Work instructions – Your task is to gather the lines below that hold the string "color".

Given data –

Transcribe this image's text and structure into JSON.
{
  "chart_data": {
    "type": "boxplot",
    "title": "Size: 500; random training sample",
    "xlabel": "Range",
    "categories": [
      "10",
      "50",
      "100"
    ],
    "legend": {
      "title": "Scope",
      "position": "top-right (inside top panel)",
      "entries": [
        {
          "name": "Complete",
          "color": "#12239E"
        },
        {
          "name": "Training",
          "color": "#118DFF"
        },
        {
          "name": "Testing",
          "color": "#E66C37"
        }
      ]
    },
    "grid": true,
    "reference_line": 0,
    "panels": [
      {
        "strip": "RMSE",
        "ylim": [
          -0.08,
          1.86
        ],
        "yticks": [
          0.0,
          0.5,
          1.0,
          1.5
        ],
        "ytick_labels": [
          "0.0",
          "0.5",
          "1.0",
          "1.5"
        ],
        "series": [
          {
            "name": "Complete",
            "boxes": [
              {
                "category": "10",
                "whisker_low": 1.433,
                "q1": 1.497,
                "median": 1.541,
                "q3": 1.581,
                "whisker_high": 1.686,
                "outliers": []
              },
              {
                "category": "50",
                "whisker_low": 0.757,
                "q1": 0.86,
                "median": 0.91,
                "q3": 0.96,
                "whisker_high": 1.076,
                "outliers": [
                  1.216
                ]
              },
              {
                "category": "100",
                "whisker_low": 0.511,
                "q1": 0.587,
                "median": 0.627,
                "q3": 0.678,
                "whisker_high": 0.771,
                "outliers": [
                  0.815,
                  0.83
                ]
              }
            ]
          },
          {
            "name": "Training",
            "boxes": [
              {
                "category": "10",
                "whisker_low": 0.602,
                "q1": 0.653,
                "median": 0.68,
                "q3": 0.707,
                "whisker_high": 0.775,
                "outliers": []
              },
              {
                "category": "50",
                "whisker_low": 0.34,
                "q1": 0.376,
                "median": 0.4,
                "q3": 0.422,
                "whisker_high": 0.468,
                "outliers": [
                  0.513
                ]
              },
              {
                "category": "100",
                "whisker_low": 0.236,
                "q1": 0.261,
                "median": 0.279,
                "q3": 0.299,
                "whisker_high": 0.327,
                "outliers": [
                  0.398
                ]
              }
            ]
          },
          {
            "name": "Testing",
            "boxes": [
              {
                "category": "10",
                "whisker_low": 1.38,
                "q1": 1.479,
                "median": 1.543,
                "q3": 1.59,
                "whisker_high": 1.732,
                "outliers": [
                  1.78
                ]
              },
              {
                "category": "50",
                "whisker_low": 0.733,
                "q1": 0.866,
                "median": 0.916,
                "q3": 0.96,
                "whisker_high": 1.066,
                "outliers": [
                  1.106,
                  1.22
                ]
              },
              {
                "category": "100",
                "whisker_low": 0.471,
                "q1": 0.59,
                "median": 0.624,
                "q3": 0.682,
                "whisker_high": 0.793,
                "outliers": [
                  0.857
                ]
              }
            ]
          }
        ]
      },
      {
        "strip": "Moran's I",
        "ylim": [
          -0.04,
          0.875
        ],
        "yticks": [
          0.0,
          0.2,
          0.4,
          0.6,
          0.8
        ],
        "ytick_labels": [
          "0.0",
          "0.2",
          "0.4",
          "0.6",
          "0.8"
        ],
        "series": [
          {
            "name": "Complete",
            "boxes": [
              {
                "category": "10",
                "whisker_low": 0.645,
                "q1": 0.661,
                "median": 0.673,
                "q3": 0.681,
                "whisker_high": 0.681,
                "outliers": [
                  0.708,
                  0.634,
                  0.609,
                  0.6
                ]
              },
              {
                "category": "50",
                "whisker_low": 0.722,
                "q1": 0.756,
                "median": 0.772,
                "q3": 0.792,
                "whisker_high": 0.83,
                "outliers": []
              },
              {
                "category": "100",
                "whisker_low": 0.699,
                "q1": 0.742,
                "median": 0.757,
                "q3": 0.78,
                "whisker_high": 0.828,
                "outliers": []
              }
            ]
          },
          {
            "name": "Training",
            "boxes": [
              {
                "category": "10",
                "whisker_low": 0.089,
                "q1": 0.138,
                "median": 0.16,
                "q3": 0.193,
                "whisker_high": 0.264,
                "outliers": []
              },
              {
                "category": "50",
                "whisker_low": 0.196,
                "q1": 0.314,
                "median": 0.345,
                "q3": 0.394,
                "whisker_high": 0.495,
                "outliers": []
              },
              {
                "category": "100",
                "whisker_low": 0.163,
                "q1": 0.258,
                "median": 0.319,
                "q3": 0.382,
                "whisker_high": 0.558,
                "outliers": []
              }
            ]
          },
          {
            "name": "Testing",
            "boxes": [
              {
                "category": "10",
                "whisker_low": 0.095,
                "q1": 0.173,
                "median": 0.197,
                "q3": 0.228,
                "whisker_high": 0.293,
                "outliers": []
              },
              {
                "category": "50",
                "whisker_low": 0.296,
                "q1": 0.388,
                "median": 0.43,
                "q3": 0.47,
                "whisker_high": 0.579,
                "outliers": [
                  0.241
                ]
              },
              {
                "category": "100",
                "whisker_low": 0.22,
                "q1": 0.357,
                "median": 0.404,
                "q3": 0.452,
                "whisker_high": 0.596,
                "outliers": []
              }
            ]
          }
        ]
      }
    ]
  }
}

Task response –
          "color": "#12239E"
          "color": "#118DFF"
          "color": "#E66C37"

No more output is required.